DESCRIPTION OF THE TASK:
Write out every line below that includes the word "ladestrøm".

--- Begin ---

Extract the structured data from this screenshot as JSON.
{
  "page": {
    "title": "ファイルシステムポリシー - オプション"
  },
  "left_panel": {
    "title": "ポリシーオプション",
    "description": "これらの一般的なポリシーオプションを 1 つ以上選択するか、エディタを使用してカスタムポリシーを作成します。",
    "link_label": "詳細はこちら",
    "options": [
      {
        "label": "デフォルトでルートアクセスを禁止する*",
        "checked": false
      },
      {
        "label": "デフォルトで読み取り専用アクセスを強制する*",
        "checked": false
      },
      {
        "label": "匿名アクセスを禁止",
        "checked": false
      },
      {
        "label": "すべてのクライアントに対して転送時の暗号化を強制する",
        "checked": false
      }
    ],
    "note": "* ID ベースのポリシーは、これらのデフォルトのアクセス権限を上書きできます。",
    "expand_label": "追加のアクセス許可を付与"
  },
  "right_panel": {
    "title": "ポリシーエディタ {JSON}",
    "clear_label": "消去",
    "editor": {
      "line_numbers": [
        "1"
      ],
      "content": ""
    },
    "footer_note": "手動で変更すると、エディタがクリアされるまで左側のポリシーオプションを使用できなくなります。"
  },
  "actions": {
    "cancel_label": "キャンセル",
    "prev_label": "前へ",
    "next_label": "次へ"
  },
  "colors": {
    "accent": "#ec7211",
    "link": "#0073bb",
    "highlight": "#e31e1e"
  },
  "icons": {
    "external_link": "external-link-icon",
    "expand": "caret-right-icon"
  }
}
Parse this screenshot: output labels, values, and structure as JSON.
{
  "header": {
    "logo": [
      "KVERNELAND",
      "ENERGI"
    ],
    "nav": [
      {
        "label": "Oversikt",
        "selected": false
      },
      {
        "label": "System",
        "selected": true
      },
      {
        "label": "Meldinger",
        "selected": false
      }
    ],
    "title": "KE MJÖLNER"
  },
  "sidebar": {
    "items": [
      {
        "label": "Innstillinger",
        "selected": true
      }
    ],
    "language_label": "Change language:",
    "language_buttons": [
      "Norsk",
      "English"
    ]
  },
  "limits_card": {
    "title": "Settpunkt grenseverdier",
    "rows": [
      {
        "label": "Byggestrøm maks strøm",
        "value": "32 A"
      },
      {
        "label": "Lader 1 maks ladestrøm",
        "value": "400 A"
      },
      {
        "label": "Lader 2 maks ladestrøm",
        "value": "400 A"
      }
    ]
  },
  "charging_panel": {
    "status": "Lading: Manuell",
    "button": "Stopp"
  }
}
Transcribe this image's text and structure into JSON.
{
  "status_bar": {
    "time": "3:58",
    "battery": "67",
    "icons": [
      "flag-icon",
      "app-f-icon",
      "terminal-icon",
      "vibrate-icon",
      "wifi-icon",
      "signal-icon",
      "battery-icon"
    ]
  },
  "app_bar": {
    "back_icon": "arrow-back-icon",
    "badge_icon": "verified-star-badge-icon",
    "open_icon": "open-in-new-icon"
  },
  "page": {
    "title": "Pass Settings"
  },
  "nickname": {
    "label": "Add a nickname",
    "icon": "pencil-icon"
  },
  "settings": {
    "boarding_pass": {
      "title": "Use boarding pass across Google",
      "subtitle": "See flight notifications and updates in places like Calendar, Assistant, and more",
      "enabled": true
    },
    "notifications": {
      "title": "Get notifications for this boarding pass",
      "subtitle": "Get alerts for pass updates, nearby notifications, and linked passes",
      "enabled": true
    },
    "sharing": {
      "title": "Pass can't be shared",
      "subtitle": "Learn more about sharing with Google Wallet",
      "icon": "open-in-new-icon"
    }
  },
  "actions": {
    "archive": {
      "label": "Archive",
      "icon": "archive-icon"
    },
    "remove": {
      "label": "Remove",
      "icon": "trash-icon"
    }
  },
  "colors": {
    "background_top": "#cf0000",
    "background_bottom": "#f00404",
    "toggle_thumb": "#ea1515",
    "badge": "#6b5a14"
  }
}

--- End ---

SOLUTION TO THIS TASK:
        "label": "Lader 1 maks ladestrøm",
        "label": "Lader 2 maks ladestrøm",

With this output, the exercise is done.